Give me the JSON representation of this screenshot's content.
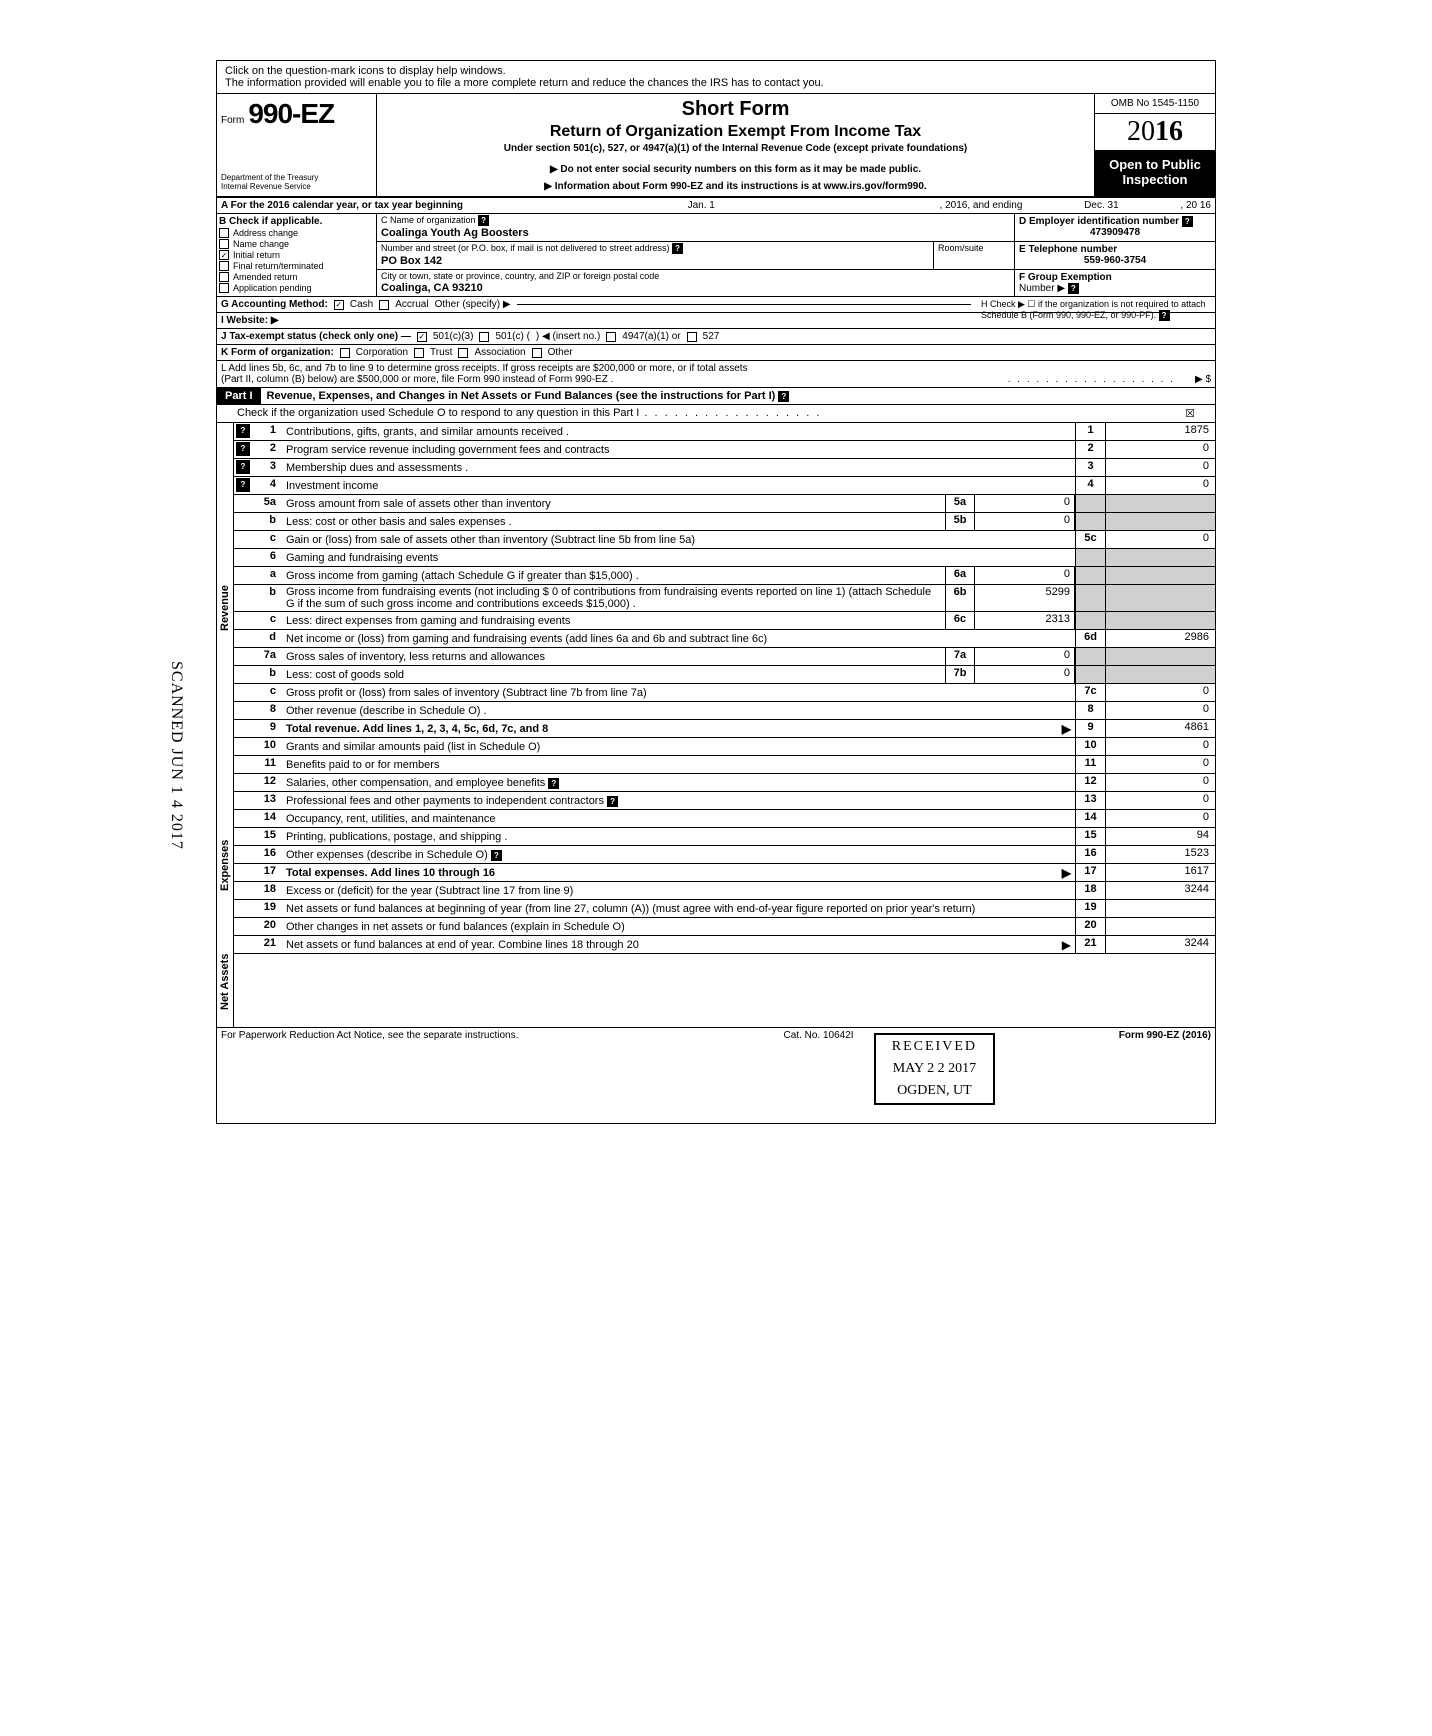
{
  "hint_line1": "Click on the question-mark icons to display help windows.",
  "hint_line2": "The information provided will enable you to file a more complete return and reduce the chances the IRS has to contact you.",
  "form_word": "Form",
  "form_number": "990-EZ",
  "dept1": "Department of the Treasury",
  "dept2": "Internal Revenue Service",
  "short_form": "Short Form",
  "return_title": "Return of Organization Exempt From Income Tax",
  "under_section": "Under section 501(c), 527, or 4947(a)(1) of the Internal Revenue Code (except private foundations)",
  "do_not_enter": "▶ Do not enter social security numbers on this form as it may be made public.",
  "info_about": "▶ Information about Form 990-EZ and its instructions is at www.irs.gov/form990.",
  "omb": "OMB No  1545-1150",
  "year_outline": "20",
  "year_bold": "16",
  "open_public1": "Open to Public",
  "open_public2": "Inspection",
  "row_a_text": "A  For the 2016 calendar year, or tax year beginning",
  "row_a_begin": "Jan. 1",
  "row_a_mid": ", 2016, and ending",
  "row_a_end": "Dec. 31",
  "row_a_year": ", 20   16",
  "b_header": "B  Check if applicable.",
  "b_items": [
    "Address change",
    "Name change",
    "Initial return",
    "Final return/terminated",
    "Amended return",
    "Application pending"
  ],
  "b_checked_index": 2,
  "c_name_label": "C  Name of organization",
  "c_name": "Coalinga Youth Ag Boosters",
  "c_addr_label": "Number and street (or P.O. box, if mail is not delivered to street address)",
  "c_room_label": "Room/suite",
  "c_addr": "PO Box 142",
  "c_city_label": "City or town, state or province, country, and ZIP or foreign postal code",
  "c_city": "Coalinga, CA 93210",
  "d_label": "D Employer identification number",
  "d_val": "473909478",
  "e_label": "E Telephone number",
  "e_val": "559-960-3754",
  "f_label": "F Group Exemption",
  "f_label2": "Number  ▶",
  "g_label": "G  Accounting Method:",
  "g_cash": "Cash",
  "g_accrual": "Accrual",
  "g_other": "Other (specify) ▶",
  "h_text": "H  Check ▶ ☐ if the organization is not required to attach Schedule B (Form 990, 990-EZ, or 990-PF).",
  "i_label": "I   Website: ▶",
  "j_label": "J  Tax-exempt status (check only one) —",
  "j_501c3": "501(c)(3)",
  "j_501c": "501(c) (",
  "j_insert": ") ◀ (insert no.)",
  "j_4947": "4947(a)(1) or",
  "j_527": "527",
  "k_label": "K  Form of organization:",
  "k_corp": "Corporation",
  "k_trust": "Trust",
  "k_assoc": "Association",
  "k_other": "Other",
  "l_text": "L  Add lines 5b, 6c, and 7b to line 9 to determine gross receipts. If gross receipts are $200,000 or more, or if total assets",
  "l_text2": "(Part II, column (B) below) are $500,000 or more, file Form 990 instead of Form 990-EZ .",
  "l_arrow": "▶   $",
  "part1_tag": "Part I",
  "part1_title": "Revenue, Expenses, and Changes in Net Assets or Fund Balances (see the instructions for Part I)",
  "sched_o": "Check if the organization used Schedule O to respond to any question in this Part I",
  "sched_o_checked": "☒",
  "side_revenue": "Revenue",
  "side_expenses": "Expenses",
  "side_netassets": "Net Assets",
  "lines": {
    "1": {
      "num": "1",
      "desc": "Contributions, gifts, grants, and similar amounts received .",
      "box": "1",
      "val": "1875",
      "icon": true
    },
    "2": {
      "num": "2",
      "desc": "Program service revenue including government fees and contracts",
      "box": "2",
      "val": "0",
      "icon": true
    },
    "3": {
      "num": "3",
      "desc": "Membership dues and assessments .",
      "box": "3",
      "val": "0",
      "icon": true
    },
    "4": {
      "num": "4",
      "desc": "Investment income",
      "box": "4",
      "val": "0",
      "icon": true
    },
    "5a": {
      "num": "5a",
      "desc": "Gross amount from sale of assets other than inventory",
      "sub": "5a",
      "subval": "0"
    },
    "5b": {
      "num": "b",
      "desc": "Less: cost or other basis and sales expenses .",
      "sub": "5b",
      "subval": "0"
    },
    "5c": {
      "num": "c",
      "desc": "Gain or (loss) from sale of assets other than inventory (Subtract line 5b from line 5a)",
      "box": "5c",
      "val": "0"
    },
    "6": {
      "num": "6",
      "desc": "Gaming and fundraising events"
    },
    "6a": {
      "num": "a",
      "desc": "Gross income from gaming (attach Schedule G if greater than $15,000) .",
      "sub": "6a",
      "subval": "0"
    },
    "6b": {
      "num": "b",
      "desc": "Gross income from fundraising events (not including  $                    0 of contributions from fundraising events reported on line 1) (attach Schedule G if the sum of such gross income and contributions exceeds $15,000) .",
      "sub": "6b",
      "subval": "5299"
    },
    "6c": {
      "num": "c",
      "desc": "Less: direct expenses from gaming and fundraising events",
      "sub": "6c",
      "subval": "2313"
    },
    "6d": {
      "num": "d",
      "desc": "Net income or (loss) from gaming and fundraising events (add lines 6a and 6b and subtract line 6c)",
      "box": "6d",
      "val": "2986"
    },
    "7a": {
      "num": "7a",
      "desc": "Gross sales of inventory, less returns and allowances",
      "sub": "7a",
      "subval": "0"
    },
    "7b": {
      "num": "b",
      "desc": "Less: cost of goods sold",
      "sub": "7b",
      "subval": "0"
    },
    "7c": {
      "num": "c",
      "desc": "Gross profit or (loss) from sales of inventory (Subtract line 7b from line 7a)",
      "box": "7c",
      "val": "0"
    },
    "8": {
      "num": "8",
      "desc": "Other revenue (describe in Schedule O) .",
      "box": "8",
      "val": "0"
    },
    "9": {
      "num": "9",
      "desc": "Total revenue. Add lines 1, 2, 3, 4, 5c, 6d, 7c, and 8",
      "box": "9",
      "val": "4861",
      "arrow": true,
      "bold": true
    },
    "10": {
      "num": "10",
      "desc": "Grants and similar amounts paid (list in Schedule O)",
      "box": "10",
      "val": "0"
    },
    "11": {
      "num": "11",
      "desc": "Benefits paid to or for members",
      "box": "11",
      "val": "0"
    },
    "12": {
      "num": "12",
      "desc": "Salaries, other compensation, and employee benefits",
      "box": "12",
      "val": "0",
      "iconafter": true
    },
    "13": {
      "num": "13",
      "desc": "Professional fees and other payments to independent contractors",
      "box": "13",
      "val": "0",
      "iconafter": true
    },
    "14": {
      "num": "14",
      "desc": "Occupancy, rent, utilities, and maintenance",
      "box": "14",
      "val": "0"
    },
    "15": {
      "num": "15",
      "desc": "Printing, publications, postage, and shipping .",
      "box": "15",
      "val": "94"
    },
    "16": {
      "num": "16",
      "desc": "Other expenses (describe in Schedule O)",
      "box": "16",
      "val": "1523",
      "iconafter": true
    },
    "17": {
      "num": "17",
      "desc": "Total expenses. Add lines 10 through 16",
      "box": "17",
      "val": "1617",
      "arrow": true,
      "bold": true
    },
    "18": {
      "num": "18",
      "desc": "Excess or (deficit) for the year (Subtract line 17 from line 9)",
      "box": "18",
      "val": "3244"
    },
    "19": {
      "num": "19",
      "desc": "Net assets or fund balances at beginning of year (from line 27, column (A)) (must agree with end-of-year figure reported on prior year's return)",
      "box": "19",
      "val": ""
    },
    "20": {
      "num": "20",
      "desc": "Other changes in net assets or fund balances (explain in Schedule O)",
      "box": "20",
      "val": ""
    },
    "21": {
      "num": "21",
      "desc": "Net assets or fund balances at end of year. Combine lines 18 through 20",
      "box": "21",
      "val": "3244",
      "arrow": true
    }
  },
  "footer_left": "For Paperwork Reduction Act Notice, see the separate instructions.",
  "footer_mid": "Cat. No. 10642I",
  "footer_right": "Form 990-EZ (2016)",
  "stamp_received": "RECEIVED",
  "stamp_date": "MAY 2 2 2017",
  "stamp_loc": "OGDEN, UT",
  "scanned": "SCANNED JUN 1 4 2017"
}
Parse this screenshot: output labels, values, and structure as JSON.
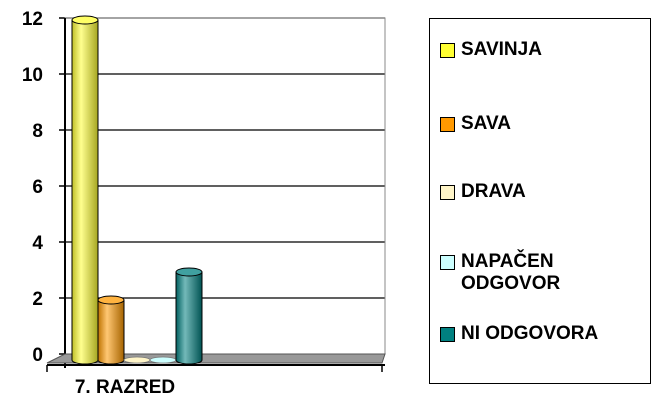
-*-
The problem:
Pull out all lines in the data above that include "column".

Exercise result:
  "l_text2": "(Part II, column (B) below) are $500,000 or more, file Form 990 instead of Form 990-EZ .",
      "desc": "Net assets or fund balances at beginning of year (from line 27, column (A)) (must agree with end-of-year figure reported on prior year's return)",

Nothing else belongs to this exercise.